— Exercise requirements —
All entries must be extracted exactly, with nothing added or dropped.

--- START OF Provided data ---

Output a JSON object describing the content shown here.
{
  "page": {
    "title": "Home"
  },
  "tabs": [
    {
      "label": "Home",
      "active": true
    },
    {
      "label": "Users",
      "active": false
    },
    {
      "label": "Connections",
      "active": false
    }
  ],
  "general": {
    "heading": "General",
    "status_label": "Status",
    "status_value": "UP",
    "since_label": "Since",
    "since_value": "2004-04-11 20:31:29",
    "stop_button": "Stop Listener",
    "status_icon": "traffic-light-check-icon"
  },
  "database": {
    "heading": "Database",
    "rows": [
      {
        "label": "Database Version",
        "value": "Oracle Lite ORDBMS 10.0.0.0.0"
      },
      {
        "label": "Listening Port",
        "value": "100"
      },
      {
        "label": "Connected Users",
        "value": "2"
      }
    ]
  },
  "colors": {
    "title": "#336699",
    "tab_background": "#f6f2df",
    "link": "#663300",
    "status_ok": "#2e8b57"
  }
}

--- END OF Provided data ---

— Output for this task —
Output a JSON object describing the content shown here.
{
  "page": {
    "title": "Home"
  },
  "tabs": [
    {
      "label": "Home",
      "active": true
    },
    {
      "label": "Users",
      "active": false
    },
    {
      "label": "Connections",
      "active": false
    }
  ],
  "general": {
    "heading": "General",
    "status_label": "Status",
    "status_value": "UP",
    "since_label": "Since",
    "since_value": "2004-04-11 20:31:29",
    "stop_button": "Stop Listener",
    "status_icon": "traffic-light-check-icon"
  },
  "database": {
    "heading": "Database",
    "rows": [
      {
        "label": "Database Version",
        "value": "Oracle Lite ORDBMS 10.0.0.0.0"
      },
      {
        "label": "Listening Port",
        "value": "100"
      },
      {
        "label": "Connected Users",
        "value": "2"
      }
    ]
  },
  "colors": {
    "title": "#336699",
    "tab_background": "#f6f2df",
    "link": "#663300",
    "status_ok": "#2e8b57"
  }
}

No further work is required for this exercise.